Dataset excerpt
☆ ☆ ☆

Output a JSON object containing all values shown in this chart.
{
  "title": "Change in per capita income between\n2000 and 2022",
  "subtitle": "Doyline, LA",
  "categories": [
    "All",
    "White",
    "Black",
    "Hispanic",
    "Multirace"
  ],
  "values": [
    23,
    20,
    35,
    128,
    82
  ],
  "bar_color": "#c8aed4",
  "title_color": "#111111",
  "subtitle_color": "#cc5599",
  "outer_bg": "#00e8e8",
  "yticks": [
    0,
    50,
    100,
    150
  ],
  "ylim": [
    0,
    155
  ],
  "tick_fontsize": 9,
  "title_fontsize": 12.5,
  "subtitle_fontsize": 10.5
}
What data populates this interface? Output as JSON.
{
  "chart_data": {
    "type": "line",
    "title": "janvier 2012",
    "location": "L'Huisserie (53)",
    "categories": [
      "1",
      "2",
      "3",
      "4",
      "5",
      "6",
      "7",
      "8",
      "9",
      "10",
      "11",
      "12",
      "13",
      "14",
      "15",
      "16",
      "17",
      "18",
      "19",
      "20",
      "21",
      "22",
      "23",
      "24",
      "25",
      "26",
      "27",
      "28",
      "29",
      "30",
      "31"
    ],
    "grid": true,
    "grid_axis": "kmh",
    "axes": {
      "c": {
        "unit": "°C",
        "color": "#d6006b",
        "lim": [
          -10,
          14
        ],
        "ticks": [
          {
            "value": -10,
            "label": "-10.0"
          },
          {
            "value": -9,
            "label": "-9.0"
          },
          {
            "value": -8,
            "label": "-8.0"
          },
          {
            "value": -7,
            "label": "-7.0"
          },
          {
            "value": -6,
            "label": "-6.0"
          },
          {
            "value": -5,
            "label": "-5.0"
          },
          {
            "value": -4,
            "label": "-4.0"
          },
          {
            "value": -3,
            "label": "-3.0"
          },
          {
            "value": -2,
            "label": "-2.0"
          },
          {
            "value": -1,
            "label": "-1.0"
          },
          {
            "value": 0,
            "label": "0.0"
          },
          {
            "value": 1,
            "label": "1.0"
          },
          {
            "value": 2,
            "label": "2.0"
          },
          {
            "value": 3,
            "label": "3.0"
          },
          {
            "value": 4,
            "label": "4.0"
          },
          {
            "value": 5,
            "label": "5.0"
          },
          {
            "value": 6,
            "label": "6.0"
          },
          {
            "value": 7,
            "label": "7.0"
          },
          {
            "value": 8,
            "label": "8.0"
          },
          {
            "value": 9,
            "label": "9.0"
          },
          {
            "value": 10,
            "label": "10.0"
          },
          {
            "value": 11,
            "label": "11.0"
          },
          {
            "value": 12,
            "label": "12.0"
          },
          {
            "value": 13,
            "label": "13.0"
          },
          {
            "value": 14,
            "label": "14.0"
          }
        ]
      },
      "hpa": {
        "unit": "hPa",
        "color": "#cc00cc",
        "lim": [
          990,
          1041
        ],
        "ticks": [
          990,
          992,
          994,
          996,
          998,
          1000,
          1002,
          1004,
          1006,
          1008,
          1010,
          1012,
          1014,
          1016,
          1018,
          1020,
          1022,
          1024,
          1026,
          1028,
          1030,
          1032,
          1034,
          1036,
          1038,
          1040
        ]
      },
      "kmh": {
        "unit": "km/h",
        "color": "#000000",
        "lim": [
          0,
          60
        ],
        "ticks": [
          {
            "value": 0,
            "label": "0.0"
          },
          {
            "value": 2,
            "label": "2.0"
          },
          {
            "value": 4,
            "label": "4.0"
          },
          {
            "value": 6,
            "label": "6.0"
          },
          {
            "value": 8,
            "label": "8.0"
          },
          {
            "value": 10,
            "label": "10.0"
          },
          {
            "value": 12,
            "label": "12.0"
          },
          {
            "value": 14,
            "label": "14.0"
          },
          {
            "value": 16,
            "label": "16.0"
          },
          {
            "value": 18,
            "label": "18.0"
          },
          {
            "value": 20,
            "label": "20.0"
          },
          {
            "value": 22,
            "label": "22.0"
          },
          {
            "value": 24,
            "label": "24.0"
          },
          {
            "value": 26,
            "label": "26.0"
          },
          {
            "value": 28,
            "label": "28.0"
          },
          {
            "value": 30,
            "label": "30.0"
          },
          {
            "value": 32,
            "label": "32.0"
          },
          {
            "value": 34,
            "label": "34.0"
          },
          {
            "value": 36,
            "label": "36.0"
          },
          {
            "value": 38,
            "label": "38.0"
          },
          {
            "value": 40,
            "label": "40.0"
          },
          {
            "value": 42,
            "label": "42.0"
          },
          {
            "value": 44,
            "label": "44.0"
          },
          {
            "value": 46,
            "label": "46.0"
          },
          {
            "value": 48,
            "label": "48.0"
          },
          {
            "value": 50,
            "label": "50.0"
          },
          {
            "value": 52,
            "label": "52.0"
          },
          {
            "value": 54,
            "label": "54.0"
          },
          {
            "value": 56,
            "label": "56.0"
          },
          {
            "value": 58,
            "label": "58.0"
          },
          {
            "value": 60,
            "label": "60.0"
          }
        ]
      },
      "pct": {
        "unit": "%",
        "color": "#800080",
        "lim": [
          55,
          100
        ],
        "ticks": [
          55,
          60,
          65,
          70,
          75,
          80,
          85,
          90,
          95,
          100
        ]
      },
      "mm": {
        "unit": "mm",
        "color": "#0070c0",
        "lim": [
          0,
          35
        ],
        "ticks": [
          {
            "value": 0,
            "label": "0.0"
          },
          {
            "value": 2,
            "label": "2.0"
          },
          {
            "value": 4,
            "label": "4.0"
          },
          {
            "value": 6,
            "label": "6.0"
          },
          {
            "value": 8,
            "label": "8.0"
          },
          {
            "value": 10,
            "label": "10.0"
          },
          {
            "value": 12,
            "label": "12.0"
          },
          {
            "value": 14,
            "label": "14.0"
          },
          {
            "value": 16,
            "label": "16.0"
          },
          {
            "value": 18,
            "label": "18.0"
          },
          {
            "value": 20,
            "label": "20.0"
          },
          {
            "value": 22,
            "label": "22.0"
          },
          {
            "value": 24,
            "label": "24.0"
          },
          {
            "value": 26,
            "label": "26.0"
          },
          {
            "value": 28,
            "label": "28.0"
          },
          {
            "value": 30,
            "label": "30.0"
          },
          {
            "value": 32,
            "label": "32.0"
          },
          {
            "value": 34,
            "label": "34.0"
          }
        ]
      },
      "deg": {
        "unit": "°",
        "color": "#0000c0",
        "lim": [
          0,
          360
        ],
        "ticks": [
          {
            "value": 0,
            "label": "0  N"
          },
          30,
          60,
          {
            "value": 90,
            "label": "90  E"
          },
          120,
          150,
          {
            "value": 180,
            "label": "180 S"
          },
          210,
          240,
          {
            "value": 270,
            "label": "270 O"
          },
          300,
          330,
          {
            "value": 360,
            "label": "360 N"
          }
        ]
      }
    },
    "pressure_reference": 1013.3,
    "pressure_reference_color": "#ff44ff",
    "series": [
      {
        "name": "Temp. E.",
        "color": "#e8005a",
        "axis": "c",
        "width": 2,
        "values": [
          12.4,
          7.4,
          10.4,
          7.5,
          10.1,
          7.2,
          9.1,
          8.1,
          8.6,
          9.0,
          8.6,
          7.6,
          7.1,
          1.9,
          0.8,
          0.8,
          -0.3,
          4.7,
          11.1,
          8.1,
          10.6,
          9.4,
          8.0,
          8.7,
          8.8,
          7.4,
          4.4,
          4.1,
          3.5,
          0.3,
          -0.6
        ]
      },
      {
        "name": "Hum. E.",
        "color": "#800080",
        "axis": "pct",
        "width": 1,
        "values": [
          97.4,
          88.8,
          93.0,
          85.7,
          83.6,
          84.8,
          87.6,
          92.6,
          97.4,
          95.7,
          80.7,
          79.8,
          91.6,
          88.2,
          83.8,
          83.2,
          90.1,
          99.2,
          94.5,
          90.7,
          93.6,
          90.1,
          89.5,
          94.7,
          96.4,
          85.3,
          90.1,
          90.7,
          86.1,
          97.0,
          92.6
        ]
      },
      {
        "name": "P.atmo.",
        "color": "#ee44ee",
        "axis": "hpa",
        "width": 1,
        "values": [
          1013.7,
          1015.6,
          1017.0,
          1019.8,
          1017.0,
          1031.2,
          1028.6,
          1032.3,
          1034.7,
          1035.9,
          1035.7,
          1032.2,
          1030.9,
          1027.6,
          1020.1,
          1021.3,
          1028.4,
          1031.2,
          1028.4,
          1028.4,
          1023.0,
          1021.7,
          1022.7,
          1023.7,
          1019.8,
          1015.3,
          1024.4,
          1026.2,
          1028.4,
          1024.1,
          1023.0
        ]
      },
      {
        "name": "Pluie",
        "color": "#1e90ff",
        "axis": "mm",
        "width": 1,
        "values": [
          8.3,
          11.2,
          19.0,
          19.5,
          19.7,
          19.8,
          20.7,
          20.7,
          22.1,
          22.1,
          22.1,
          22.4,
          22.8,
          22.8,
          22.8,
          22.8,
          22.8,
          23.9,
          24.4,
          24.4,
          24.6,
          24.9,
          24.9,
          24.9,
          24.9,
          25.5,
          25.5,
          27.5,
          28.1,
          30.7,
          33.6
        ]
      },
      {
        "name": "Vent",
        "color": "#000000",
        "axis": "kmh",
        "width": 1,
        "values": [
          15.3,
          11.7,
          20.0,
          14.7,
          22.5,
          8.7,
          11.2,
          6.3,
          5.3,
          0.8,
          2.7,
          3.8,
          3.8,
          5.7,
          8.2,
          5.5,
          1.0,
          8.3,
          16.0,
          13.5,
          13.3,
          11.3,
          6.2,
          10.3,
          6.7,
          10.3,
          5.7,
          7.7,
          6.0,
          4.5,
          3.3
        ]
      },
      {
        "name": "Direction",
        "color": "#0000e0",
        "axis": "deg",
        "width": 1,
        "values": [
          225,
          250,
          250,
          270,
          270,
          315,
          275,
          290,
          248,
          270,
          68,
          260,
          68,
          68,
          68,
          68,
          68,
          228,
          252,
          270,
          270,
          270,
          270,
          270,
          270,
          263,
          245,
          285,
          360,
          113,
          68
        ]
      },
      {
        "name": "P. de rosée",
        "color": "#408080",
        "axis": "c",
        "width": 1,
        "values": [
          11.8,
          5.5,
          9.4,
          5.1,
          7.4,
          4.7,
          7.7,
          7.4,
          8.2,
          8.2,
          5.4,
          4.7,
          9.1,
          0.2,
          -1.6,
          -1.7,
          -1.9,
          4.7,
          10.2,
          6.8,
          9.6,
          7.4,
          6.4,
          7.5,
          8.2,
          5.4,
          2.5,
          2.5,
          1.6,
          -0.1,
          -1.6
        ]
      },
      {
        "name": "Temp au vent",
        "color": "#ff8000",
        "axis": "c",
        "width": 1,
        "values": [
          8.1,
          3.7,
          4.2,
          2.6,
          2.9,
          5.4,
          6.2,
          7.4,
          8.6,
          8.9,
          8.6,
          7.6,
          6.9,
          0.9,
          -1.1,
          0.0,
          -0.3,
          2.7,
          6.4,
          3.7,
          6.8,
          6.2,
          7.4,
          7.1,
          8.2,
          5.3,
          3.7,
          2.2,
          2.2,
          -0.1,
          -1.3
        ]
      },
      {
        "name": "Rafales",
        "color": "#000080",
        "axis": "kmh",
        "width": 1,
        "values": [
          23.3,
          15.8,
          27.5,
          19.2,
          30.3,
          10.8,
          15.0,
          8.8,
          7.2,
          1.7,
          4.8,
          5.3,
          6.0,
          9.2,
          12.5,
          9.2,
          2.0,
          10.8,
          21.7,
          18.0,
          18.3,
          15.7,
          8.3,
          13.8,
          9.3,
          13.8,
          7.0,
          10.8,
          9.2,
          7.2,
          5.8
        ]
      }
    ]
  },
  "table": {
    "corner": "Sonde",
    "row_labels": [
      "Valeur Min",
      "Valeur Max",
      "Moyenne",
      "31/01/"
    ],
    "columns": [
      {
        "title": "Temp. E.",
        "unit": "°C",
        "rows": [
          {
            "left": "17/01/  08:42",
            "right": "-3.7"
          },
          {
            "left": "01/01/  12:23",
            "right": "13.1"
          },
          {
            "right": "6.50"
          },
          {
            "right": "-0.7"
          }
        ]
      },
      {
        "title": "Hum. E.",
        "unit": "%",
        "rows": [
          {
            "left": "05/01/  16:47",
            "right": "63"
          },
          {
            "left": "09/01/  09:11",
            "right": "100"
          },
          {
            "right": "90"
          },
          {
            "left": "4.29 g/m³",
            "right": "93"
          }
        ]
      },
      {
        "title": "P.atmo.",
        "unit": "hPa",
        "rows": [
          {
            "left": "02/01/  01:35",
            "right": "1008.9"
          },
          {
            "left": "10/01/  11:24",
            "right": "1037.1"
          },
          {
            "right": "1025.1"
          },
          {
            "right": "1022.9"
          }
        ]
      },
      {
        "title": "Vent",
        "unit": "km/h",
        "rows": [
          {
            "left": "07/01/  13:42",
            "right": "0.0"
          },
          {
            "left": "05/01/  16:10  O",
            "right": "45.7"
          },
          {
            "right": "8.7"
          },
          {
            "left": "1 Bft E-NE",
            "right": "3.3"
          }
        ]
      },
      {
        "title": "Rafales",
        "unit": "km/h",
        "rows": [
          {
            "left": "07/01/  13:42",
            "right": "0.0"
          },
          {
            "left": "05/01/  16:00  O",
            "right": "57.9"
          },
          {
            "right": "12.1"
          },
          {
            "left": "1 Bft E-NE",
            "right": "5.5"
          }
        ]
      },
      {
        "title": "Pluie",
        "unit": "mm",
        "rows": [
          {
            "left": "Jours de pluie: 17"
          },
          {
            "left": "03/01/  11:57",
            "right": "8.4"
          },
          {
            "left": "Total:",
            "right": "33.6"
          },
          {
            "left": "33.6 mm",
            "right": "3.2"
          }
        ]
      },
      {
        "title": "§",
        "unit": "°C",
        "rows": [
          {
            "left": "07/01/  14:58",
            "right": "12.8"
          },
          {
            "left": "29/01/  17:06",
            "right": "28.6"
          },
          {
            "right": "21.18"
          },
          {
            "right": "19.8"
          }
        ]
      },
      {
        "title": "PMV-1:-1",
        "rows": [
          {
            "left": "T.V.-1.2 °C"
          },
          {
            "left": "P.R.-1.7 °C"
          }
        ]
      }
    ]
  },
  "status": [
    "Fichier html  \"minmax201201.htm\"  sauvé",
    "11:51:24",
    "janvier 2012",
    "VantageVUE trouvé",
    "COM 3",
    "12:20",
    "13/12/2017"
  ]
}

☆ ☆ ☆

*YOUR INSTRUCTIONS*.
Copy every line that includes the string "this" from the material above.

*OUTPUT OF THE TASK*.
Output a JSON object containing all values shown in this chart.
What data populates this interface? Output as JSON.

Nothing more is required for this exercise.